▸ **INSTRUCTIONS TO FOLLOW**:
Exact copies of all the entries are required, and no pictures should appear in them.

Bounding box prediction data
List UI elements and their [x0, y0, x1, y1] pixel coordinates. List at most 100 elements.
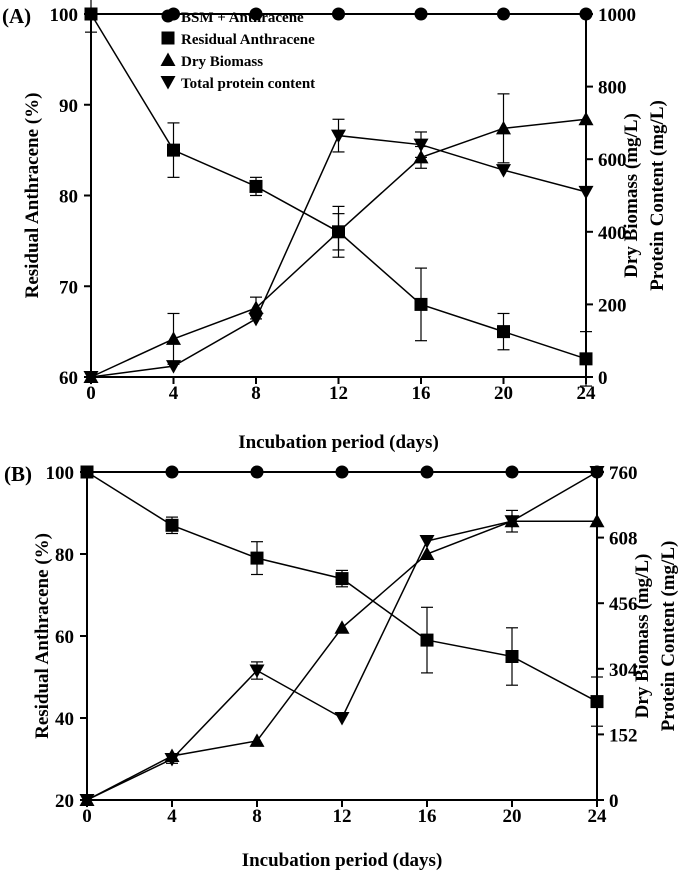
y-tick-label: 80 [55, 545, 74, 566]
legend-label: Total protein content [181, 76, 315, 92]
series-triangle-down [79, 466, 605, 808]
data-point [496, 164, 511, 178]
data-point [497, 7, 510, 21]
data-point [420, 633, 434, 647]
legend-label: BSM + Anthracene [181, 10, 304, 26]
y2-axis-title: Dry Biomass (mg/L) [621, 113, 642, 278]
legend: BSM + Anthracene Residual Anthracene Dry B… [160, 9, 315, 92]
series-square [80, 465, 604, 727]
data-point [167, 143, 180, 157]
y-tick-label: 90 [59, 96, 78, 117]
data-point [164, 753, 180, 767]
data-point [579, 352, 593, 366]
y2-tick-label: 800 [598, 78, 627, 99]
x-tick-label: 4 [167, 806, 177, 827]
data-point [250, 465, 264, 479]
y2-tick-label: 152 [609, 725, 638, 746]
data-point [420, 465, 434, 479]
data-point [334, 712, 350, 726]
y-tick-label: 20 [55, 791, 74, 812]
chart-panel-a: 0 4 8 12 16 20 246070809010002004006008001000I… [2, 0, 668, 453]
data-point [505, 650, 519, 663]
x-axis-title: Incubation period (days) [242, 850, 443, 871]
x-tick-label: 0 [86, 383, 96, 404]
y2-tick-label: 456 [609, 594, 638, 615]
x-tick-label: 16 [418, 806, 437, 827]
data-point [84, 7, 98, 21]
x-tick-label: 8 [252, 806, 262, 827]
y-tick-label: 60 [59, 368, 78, 389]
x-tick-label: 24 [588, 806, 608, 827]
data-point [578, 111, 594, 126]
series-triangle-up [83, 93, 594, 383]
series-triangle-down [83, 118, 594, 385]
chart-panel-b: 0 4 8 12 16 20 24 20 40 60 80 100 0 152 304 456 608 760 In… [4, 462, 679, 871]
data-point [335, 465, 349, 479]
series-triangle-up [79, 513, 605, 806]
x-axis-title: Incubation period (days) [238, 432, 439, 453]
data-point [80, 465, 94, 479]
y2-tick-label: 0 [609, 791, 619, 812]
data-point [79, 794, 95, 808]
y2-tick-label: 1000 [598, 5, 636, 26]
panel-label: (A) [2, 4, 31, 28]
data-point [83, 371, 99, 385]
data-point [497, 325, 510, 339]
y2-tick-label: 600 [598, 150, 627, 171]
y-axis-title: Residual Anthracene (%) [32, 533, 53, 739]
data-point [249, 179, 263, 193]
data-point [249, 7, 263, 21]
legend-marker [160, 76, 176, 90]
data-point [590, 695, 604, 709]
data-point [505, 465, 519, 479]
data-point [248, 312, 264, 327]
legend-marker [161, 31, 175, 45]
y2-tick-label: 200 [598, 295, 627, 316]
data-point [589, 466, 605, 480]
data-point [165, 518, 179, 532]
plot-frame [90, 13, 587, 378]
x-tick-label: 12 [333, 806, 352, 827]
y2-axis-title: Protein Content (mg/L) [647, 100, 668, 291]
x-tick-label: 20 [503, 806, 522, 827]
y-tick-label: 100 [46, 463, 75, 484]
data-point [335, 572, 349, 586]
data-point [331, 224, 346, 238]
y-tick-label: 70 [59, 277, 78, 298]
y2-axis-title: Dry Biomass (mg/L) [632, 554, 653, 719]
data-point [414, 7, 428, 21]
legend-marker [160, 52, 176, 66]
y2-tick-label: 760 [609, 463, 638, 484]
data-point [414, 297, 428, 311]
data-point [578, 185, 594, 200]
series-circle [80, 465, 604, 479]
data-point [166, 331, 181, 345]
data-point [334, 620, 350, 634]
data-point [331, 129, 346, 144]
x-tick-label: 12 [329, 383, 348, 404]
y-tick-label: 100 [50, 5, 79, 26]
data-point [504, 515, 520, 529]
data-point [496, 120, 511, 135]
y2-tick-label: 304 [609, 660, 638, 681]
series-circle [84, 7, 593, 21]
x-tick-label: 20 [494, 383, 513, 404]
series-square [84, 0, 593, 387]
data-point [579, 7, 593, 21]
y-axis-title: Residual Anthracene (%) [22, 93, 43, 299]
data-point [165, 465, 179, 479]
y2-axis-title: Protein Content (mg/L) [658, 541, 679, 732]
y2-tick-label: 0 [598, 368, 608, 389]
legend-label: Residual Anthracene [181, 32, 315, 48]
data-point [249, 733, 265, 747]
data-point [413, 138, 429, 153]
data-point [332, 7, 345, 21]
y-tick-label: 80 [59, 187, 78, 208]
data-point [419, 546, 435, 560]
legend-label: Dry Biomass [181, 54, 263, 70]
x-tick-label: 16 [412, 383, 431, 404]
x-tick-label: 0 [82, 806, 92, 827]
x-tick-label: 4 [169, 383, 179, 404]
y2-tick-label: 608 [609, 529, 638, 550]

▸ **RESULT**:
List UI elements and their [x0, y0, x1, y1] pixel coordinates. List at most 100 elements.
y-tick-label: 80 [55, 545, 74, 566]
legend-label: Total protein content [181, 76, 315, 92]
series-triangle-down [79, 466, 605, 808]
data-point [496, 164, 511, 178]
data-point [497, 7, 510, 21]
data-point [420, 633, 434, 647]
legend-label: BSM + Anthracene [181, 10, 304, 26]
y2-axis-title: Dry Biomass (mg/L) [621, 113, 642, 278]
legend: BSM + Anthracene Residual Anthracene Dry B… [160, 9, 315, 92]
series-square [80, 465, 604, 727]
data-point [167, 143, 180, 157]
y-tick-label: 90 [59, 96, 78, 117]
data-point [164, 753, 180, 767]
data-point [579, 352, 593, 366]
y2-tick-label: 800 [598, 78, 627, 99]
x-tick-label: 4 [167, 806, 177, 827]
data-point [250, 465, 264, 479]
y2-tick-label: 152 [609, 725, 638, 746]
data-point [420, 465, 434, 479]
data-point [334, 712, 350, 726]
y-tick-label: 20 [55, 791, 74, 812]
chart-panel-a: 0 4 8 12 16 20 246070809010002004006008001000I… [2, 0, 668, 453]
data-point [505, 650, 519, 663]
x-axis-title: Incubation period (days) [242, 850, 443, 871]
x-tick-label: 0 [86, 383, 96, 404]
y2-tick-label: 456 [609, 594, 638, 615]
x-tick-label: 16 [418, 806, 437, 827]
data-point [84, 7, 98, 21]
x-tick-label: 8 [252, 806, 262, 827]
y-tick-label: 60 [59, 368, 78, 389]
x-tick-label: 24 [588, 806, 608, 827]
data-point [578, 111, 594, 126]
series-triangle-up [83, 93, 594, 383]
series-triangle-down [83, 118, 594, 385]
chart-panel-b: 0 4 8 12 16 20 24 20 40 60 80 100 0 152 304 456 608 760 In… [4, 462, 679, 871]
data-point [335, 465, 349, 479]
series-triangle-up [79, 513, 605, 806]
x-axis-title: Incubation period (days) [238, 432, 439, 453]
data-point [80, 465, 94, 479]
y2-tick-label: 0 [609, 791, 619, 812]
data-point [79, 794, 95, 808]
y2-tick-label: 1000 [598, 5, 636, 26]
panel-label: (A) [2, 4, 31, 28]
data-point [83, 371, 99, 385]
data-point [497, 325, 510, 339]
y2-tick-label: 600 [598, 150, 627, 171]
y-axis-title: Residual Anthracene (%) [32, 533, 53, 739]
data-point [249, 179, 263, 193]
data-point [249, 7, 263, 21]
legend-marker [160, 76, 176, 90]
data-point [590, 695, 604, 709]
data-point [505, 465, 519, 479]
data-point [248, 312, 264, 327]
legend-marker [161, 31, 175, 45]
y2-tick-label: 200 [598, 295, 627, 316]
data-point [589, 466, 605, 480]
data-point [165, 518, 179, 532]
plot-frame [90, 13, 587, 378]
x-tick-label: 12 [333, 806, 352, 827]
y2-axis-title: Protein Content (mg/L) [647, 100, 668, 291]
x-tick-label: 20 [503, 806, 522, 827]
y-tick-label: 100 [46, 463, 75, 484]
data-point [335, 572, 349, 586]
data-point [331, 224, 346, 238]
y-tick-label: 70 [59, 277, 78, 298]
y2-axis-title: Dry Biomass (mg/L) [632, 554, 653, 719]
data-point [414, 7, 428, 21]
legend-marker [160, 52, 176, 66]
y2-tick-label: 760 [609, 463, 638, 484]
data-point [414, 297, 428, 311]
data-point [578, 185, 594, 200]
series-circle [80, 465, 604, 479]
data-point [166, 331, 181, 345]
data-point [334, 620, 350, 634]
data-point [331, 129, 346, 144]
x-tick-label: 12 [329, 383, 348, 404]
y-tick-label: 100 [50, 5, 79, 26]
data-point [504, 515, 520, 529]
data-point [496, 120, 511, 135]
y2-tick-label: 304 [609, 660, 638, 681]
series-circle [84, 7, 593, 21]
x-tick-label: 20 [494, 383, 513, 404]
series-square [84, 0, 593, 387]
data-point [579, 7, 593, 21]
y-axis-title: Residual Anthracene (%) [22, 93, 43, 299]
data-point [165, 465, 179, 479]
y2-axis-title: Protein Content (mg/L) [658, 541, 679, 732]
y2-tick-label: 0 [598, 368, 608, 389]
legend-label: Residual Anthracene [181, 32, 315, 48]
data-point [249, 733, 265, 747]
data-point [413, 138, 429, 153]
data-point [332, 7, 345, 21]
y-tick-label: 80 [59, 187, 78, 208]
data-point [419, 546, 435, 560]
legend-label: Dry Biomass [181, 54, 263, 70]
x-tick-label: 16 [412, 383, 431, 404]
x-tick-label: 0 [82, 806, 92, 827]
x-tick-label: 4 [169, 383, 179, 404]
y2-tick-label: 608 [609, 529, 638, 550]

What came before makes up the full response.